EXERCISE REQUIREMENTS
Wherever a line holds the string "JSON", copy that line.

INPUT FOR THIS TASK

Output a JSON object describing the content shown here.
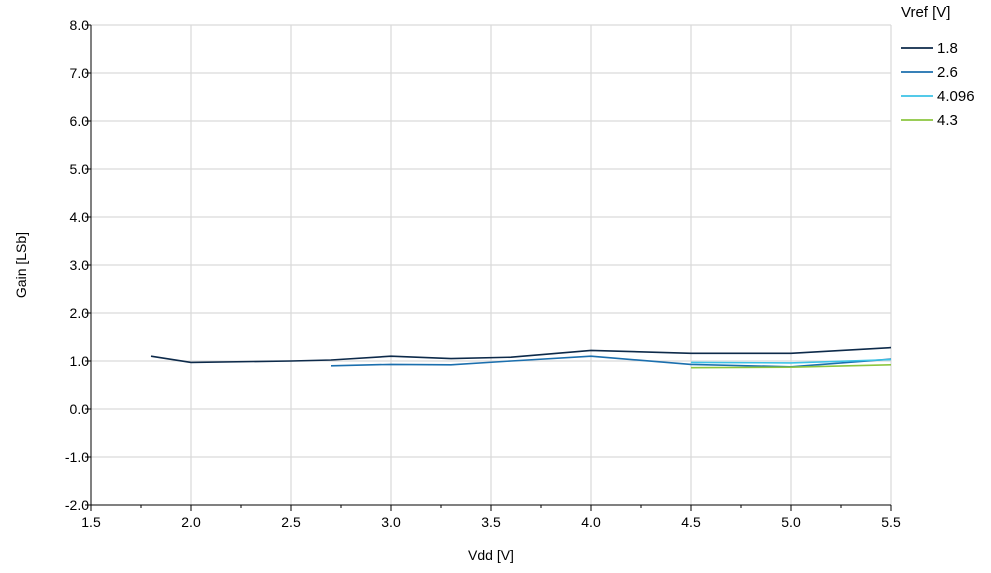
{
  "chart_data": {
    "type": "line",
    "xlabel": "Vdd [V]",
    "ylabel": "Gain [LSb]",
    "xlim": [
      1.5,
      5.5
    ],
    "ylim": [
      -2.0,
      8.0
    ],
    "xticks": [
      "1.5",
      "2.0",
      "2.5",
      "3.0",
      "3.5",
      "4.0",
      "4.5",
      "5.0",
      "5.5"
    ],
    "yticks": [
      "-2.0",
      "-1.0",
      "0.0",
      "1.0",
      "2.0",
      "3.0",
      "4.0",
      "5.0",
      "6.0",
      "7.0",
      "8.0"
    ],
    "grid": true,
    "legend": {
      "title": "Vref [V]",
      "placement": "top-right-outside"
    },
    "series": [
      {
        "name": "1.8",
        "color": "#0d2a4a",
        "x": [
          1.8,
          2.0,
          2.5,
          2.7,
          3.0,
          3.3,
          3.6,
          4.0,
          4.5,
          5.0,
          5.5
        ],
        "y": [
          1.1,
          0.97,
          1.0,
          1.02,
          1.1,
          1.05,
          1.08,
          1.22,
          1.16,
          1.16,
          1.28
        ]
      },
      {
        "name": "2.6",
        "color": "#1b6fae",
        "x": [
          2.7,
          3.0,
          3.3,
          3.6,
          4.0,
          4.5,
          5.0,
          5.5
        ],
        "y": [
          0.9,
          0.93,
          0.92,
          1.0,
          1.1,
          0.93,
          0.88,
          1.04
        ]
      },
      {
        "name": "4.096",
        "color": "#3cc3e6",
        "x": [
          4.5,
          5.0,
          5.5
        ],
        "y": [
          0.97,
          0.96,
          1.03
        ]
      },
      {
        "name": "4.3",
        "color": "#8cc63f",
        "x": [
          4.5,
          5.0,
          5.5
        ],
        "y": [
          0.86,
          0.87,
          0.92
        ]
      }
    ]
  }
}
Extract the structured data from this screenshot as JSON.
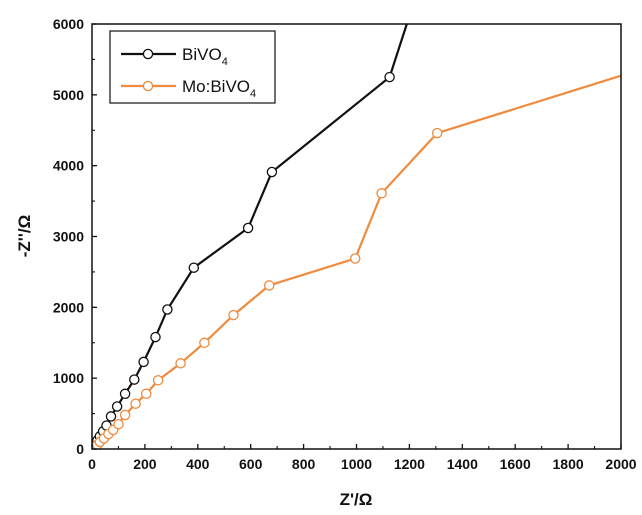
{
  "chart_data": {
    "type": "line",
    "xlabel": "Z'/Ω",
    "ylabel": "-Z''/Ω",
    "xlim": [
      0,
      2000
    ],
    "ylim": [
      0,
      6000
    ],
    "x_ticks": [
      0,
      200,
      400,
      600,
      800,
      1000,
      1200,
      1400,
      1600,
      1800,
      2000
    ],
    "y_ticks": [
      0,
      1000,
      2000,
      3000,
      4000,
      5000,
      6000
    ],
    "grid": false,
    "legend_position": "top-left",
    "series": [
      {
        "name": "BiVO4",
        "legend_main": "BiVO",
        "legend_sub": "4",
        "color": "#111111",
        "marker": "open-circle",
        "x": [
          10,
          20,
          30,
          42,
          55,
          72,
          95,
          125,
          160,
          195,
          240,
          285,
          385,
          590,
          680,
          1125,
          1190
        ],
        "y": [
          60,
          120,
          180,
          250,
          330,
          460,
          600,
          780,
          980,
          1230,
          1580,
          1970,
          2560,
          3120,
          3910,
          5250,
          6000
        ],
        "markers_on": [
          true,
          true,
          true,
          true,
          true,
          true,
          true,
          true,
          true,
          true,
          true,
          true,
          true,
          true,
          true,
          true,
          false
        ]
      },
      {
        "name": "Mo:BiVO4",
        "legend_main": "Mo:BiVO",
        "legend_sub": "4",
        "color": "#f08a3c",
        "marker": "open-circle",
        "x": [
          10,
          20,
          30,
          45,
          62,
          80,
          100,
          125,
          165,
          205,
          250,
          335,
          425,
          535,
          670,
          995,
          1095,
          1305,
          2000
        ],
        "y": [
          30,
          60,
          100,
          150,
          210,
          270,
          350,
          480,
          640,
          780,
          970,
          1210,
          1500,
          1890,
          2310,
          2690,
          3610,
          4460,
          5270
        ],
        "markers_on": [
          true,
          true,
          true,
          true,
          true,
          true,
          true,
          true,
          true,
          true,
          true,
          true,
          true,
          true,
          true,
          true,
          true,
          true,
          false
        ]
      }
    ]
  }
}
--
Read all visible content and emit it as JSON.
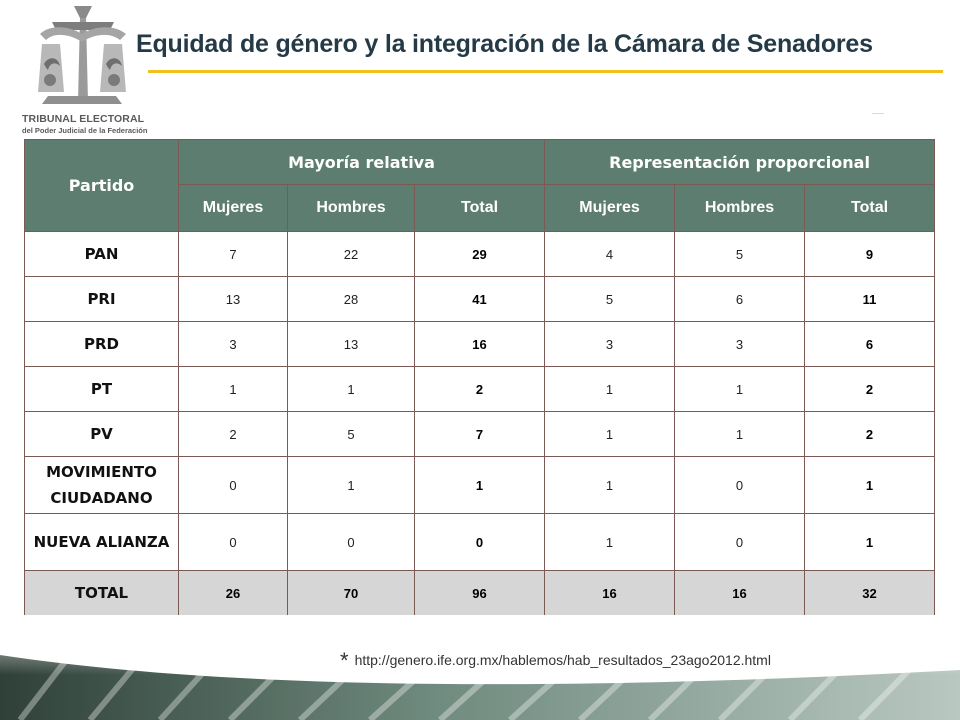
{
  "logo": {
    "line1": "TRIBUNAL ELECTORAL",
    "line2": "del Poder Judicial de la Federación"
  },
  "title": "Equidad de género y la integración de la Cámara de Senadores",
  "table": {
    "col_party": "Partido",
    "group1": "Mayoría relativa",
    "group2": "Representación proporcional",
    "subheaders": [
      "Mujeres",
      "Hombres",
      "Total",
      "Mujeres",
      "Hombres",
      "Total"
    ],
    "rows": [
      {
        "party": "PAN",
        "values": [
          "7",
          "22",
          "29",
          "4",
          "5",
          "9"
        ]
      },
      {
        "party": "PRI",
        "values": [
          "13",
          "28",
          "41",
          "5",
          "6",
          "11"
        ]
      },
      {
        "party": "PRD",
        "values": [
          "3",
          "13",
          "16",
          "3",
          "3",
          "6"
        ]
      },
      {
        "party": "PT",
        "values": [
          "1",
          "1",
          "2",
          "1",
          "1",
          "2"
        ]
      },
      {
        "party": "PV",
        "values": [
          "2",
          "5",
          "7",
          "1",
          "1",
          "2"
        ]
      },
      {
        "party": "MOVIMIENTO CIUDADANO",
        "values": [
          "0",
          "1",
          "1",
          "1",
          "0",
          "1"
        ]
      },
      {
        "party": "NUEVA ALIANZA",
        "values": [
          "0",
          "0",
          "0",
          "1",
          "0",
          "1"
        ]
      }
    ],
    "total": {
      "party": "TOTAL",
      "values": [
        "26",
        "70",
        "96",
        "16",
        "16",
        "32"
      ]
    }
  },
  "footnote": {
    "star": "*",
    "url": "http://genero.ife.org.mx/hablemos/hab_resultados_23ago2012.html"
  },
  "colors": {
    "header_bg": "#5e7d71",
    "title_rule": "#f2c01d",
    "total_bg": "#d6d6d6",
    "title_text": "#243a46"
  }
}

OUTPUT OF THE EXERCISE
Output a JSON object describing the content shown here.
Extract the structured data from this screenshot as JSON.
Read all visible content and emit it as JSON.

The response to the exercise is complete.